■ **Short problem**:
Leave the pictures out. Return all other data exactly.

Saved entries
---*---

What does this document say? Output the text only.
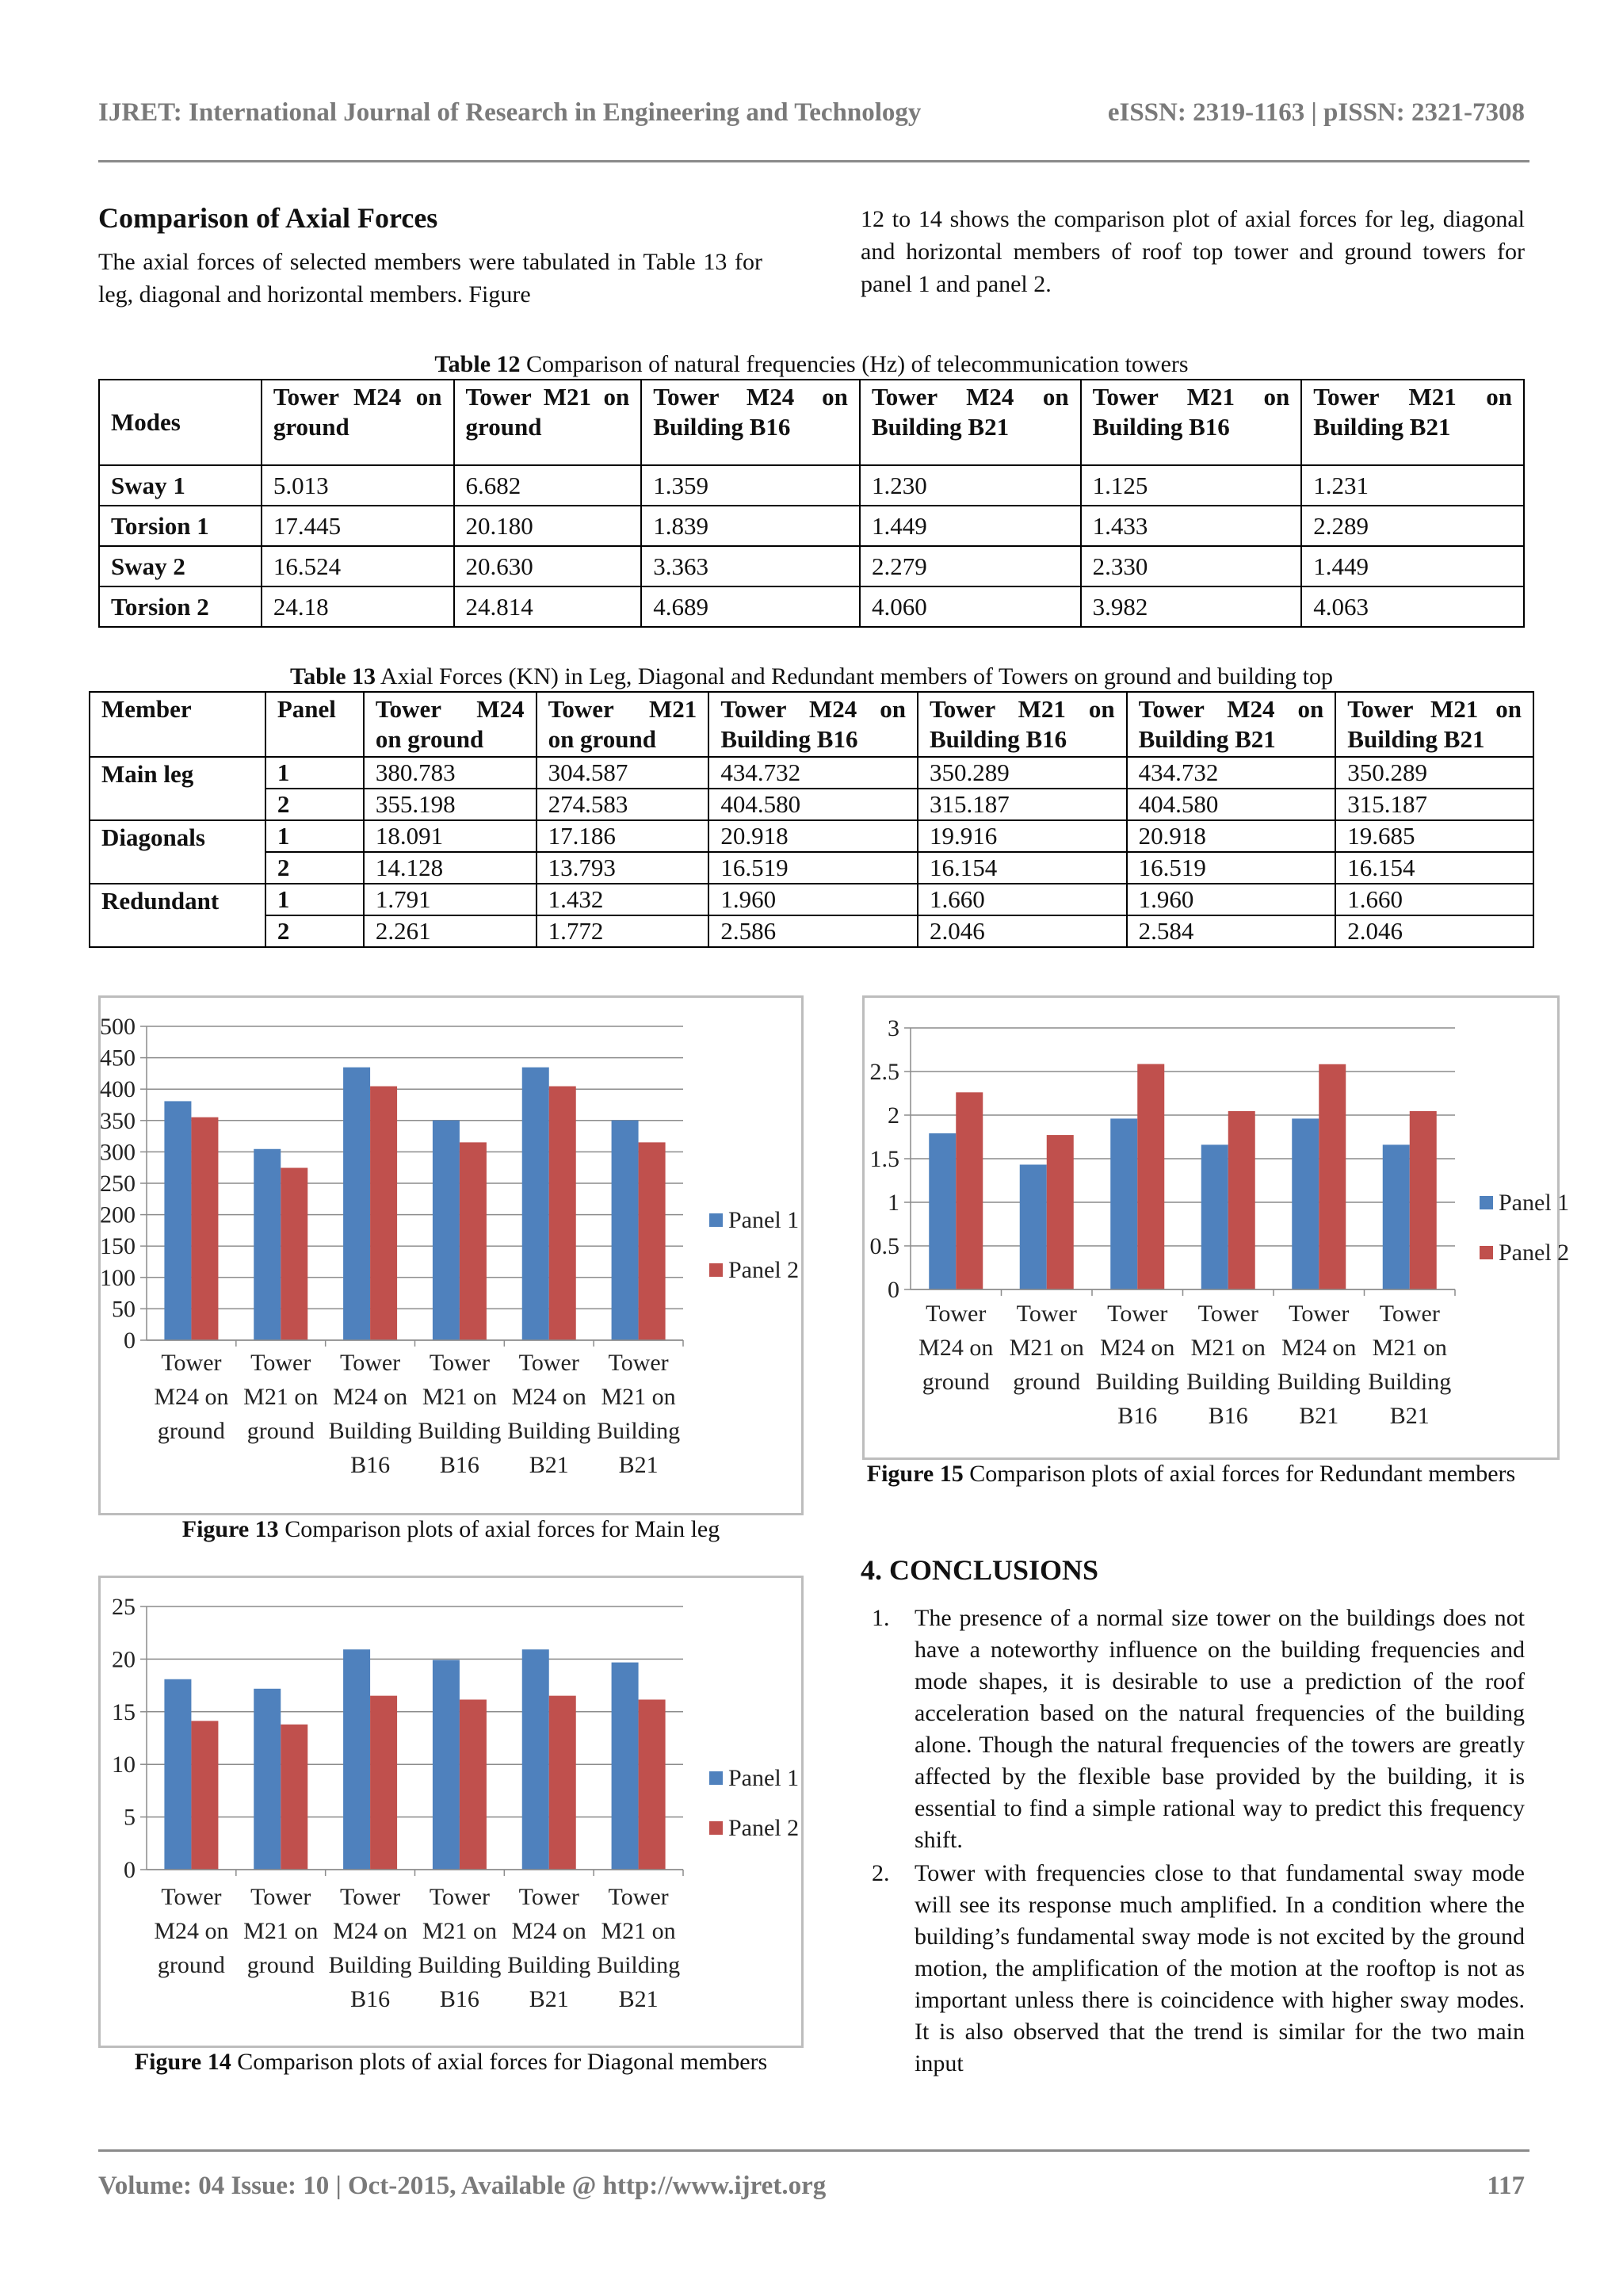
IJRET: International Journal of Research in Engineering and Technology	eISSN: 2319-1163 | pISSN: 2321-7308
Comparison of Axial Forces
The axial forces of selected members were tabulated in Table 13 for leg, diagonal and horizontal members. Figure
12 to 14 shows the comparison plot of axial forces for leg, diagonal and horizontal members of roof top tower and ground towers for panel 1 and panel 2.
Table 12 Comparison of natural frequencies (Hz) of telecommunication towers
Modes	Tower M24 on ground	Tower M21 on ground	Tower M24 on Building B16	Tower M24 on Building B21	Tower M21 on Building B16	Tower M21 on Building B21
Sway 1	5.013	6.682	1.359	1.230	1.125	1.231
Torsion 1	17.445	20.180	1.839	1.449	1.433	2.289
Sway 2	16.524	20.630	3.363	2.279	2.330	1.449
Torsion 2	24.18	24.814	4.689	4.060	3.982	4.063
Table 13 Axial Forces (KN) in Leg, Diagonal and Redundant members of Towers on ground and building top
Member	Panel	Tower M24 on ground	Tower M21 on ground	Tower M24 on Building B16	Tower M21 on Building B16	Tower M24 on Building B21	Tower M21 on Building B21
Main leg	1	380.783	304.587	434.732	350.289	434.732	350.289
	2	355.198	274.583	404.580	315.187	404.580	315.187
Diagonals	1	18.091	17.186	20.918	19.916	20.918	19.685
	2	14.128	13.793	16.519	16.154	16.519	16.154
Redundant	1	1.791	1.432	1.960	1.660	1.960	1.660
	2	2.261	1.772	2.586	2.046	2.584	2.046
0
50
100
150
200
250
300
350
400
450
500
Tower
M24 on
ground
Tower
M21 on
ground
Tower
M24 on
Building
B16
Tower
M21 on
Building
B16
Tower
M24 on
Building
B21
Tower
M21 on
Building
B21
Panel 1
Panel 2
Figure 13 Comparison plots of axial forces for Main leg
0
5
10
15
20
25
Tower
M24 on
ground
Tower
M21 on
ground
Tower
M24 on
Building
B16
Tower
M21 on
Building
B16
Tower
M24 on
Building
B21
Tower
M21 on
Building
B21
Panel 1
Panel 2
Figure 14 Comparison plots of axial forces for Diagonal members
0
0.5
1
1.5
2
2.5
3
Tower
M24 on
ground
Tower
M21 on
ground
Tower
M24 on
Building
B16
Tower
M21 on
Building
B16
Tower
M24 on
Building
B21
Tower
M21 on
Building
B21
Panel 1
Panel 2
Figure 15 Comparison plots of axial forces for Redundant members
4. CONCLUSIONS
1. The presence of a normal size tower on the buildings does not have a noteworthy influence on the building frequencies and mode shapes, it is desirable to use a prediction of the roof acceleration based on the natural frequencies of the building alone. Though the natural frequencies of the towers are greatly affected by the flexible base provided by the building, it is essential to find a simple rational way to predict this frequency shift.
2. Tower with frequencies close to that fundamental sway mode will see its response much amplified. In a condition where the building’s fundamental sway mode is not excited by the ground motion, the amplification of the motion at the rooftop is not as important unless there is coincidence with higher sway modes. It is also observed that the trend is similar for the two main input
Volume: 04 Issue: 10 | Oct-2015, Available @ http://www.ijret.org	117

---*---

■ **Exercise answer**:
What does this document say? Output the text only.
IJRET: International Journal of Research in Engineering and Technology	eISSN: 2319-1163 | pISSN: 2321-7308
Comparison of Axial Forces
The axial forces of selected members were tabulated in Table 13 for leg, diagonal and horizontal members. Figure
12 to 14 shows the comparison plot of axial forces for leg, diagonal and horizontal members of roof top tower and ground towers for panel 1 and panel 2.
Table 12 Comparison of natural frequencies (Hz) of telecommunication towers
Modes	Tower M24 on ground	Tower M21 on ground	Tower M24 on Building B16	Tower M24 on Building B21	Tower M21 on Building B16	Tower M21 on Building B21
Sway 1	5.013	6.682	1.359	1.230	1.125	1.231
Torsion 1	17.445	20.180	1.839	1.449	1.433	2.289
Sway 2	16.524	20.630	3.363	2.279	2.330	1.449
Torsion 2	24.18	24.814	4.689	4.060	3.982	4.063
Table 13 Axial Forces (KN) in Leg, Diagonal and Redundant members of Towers on ground and building top
Member	Panel	Tower M24 on ground	Tower M21 on ground	Tower M24 on Building B16	Tower M21 on Building B16	Tower M24 on Building B21	Tower M21 on Building B21
Main leg	1	380.783	304.587	434.732	350.289	434.732	350.289
	2	355.198	274.583	404.580	315.187	404.580	315.187
Diagonals	1	18.091	17.186	20.918	19.916	20.918	19.685
	2	14.128	13.793	16.519	16.154	16.519	16.154
Redundant	1	1.791	1.432	1.960	1.660	1.960	1.660
	2	2.261	1.772	2.586	2.046	2.584	2.046
0
50
100
150
200
250
300
350
400
450
500
Tower
M24 on
ground
Tower
M21 on
ground
Tower
M24 on
Building
B16
Tower
M21 on
Building
B16
Tower
M24 on
Building
B21
Tower
M21 on
Building
B21
Panel 1
Panel 2
Figure 13 Comparison plots of axial forces for Main leg
0
5
10
15
20
25
Tower
M24 on
ground
Tower
M21 on
ground
Tower
M24 on
Building
B16
Tower
M21 on
Building
B16
Tower
M24 on
Building
B21
Tower
M21 on
Building
B21
Panel 1
Panel 2
Figure 14 Comparison plots of axial forces for Diagonal members
0
0.5
1
1.5
2
2.5
3
Tower
M24 on
ground
Tower
M21 on
ground
Tower
M24 on
Building
B16
Tower
M21 on
Building
B16
Tower
M24 on
Building
B21
Tower
M21 on
Building
B21
Panel 1
Panel 2
Figure 15 Comparison plots of axial forces for Redundant members
4. CONCLUSIONS
1. The presence of a normal size tower on the buildings does not have a noteworthy influence on the building frequencies and mode shapes, it is desirable to use a prediction of the roof acceleration based on the natural frequencies of the building alone. Though the natural frequencies of the towers are greatly affected by the flexible base provided by the building, it is essential to find a simple rational way to predict this frequency shift.
2. Tower with frequencies close to that fundamental sway mode will see its response much amplified. In a condition where the building’s fundamental sway mode is not excited by the ground motion, the amplification of the motion at the rooftop is not as important unless there is coincidence with higher sway modes. It is also observed that the trend is similar for the two main input
Volume: 04 Issue: 10 | Oct-2015, Available @ http://www.ijret.org	117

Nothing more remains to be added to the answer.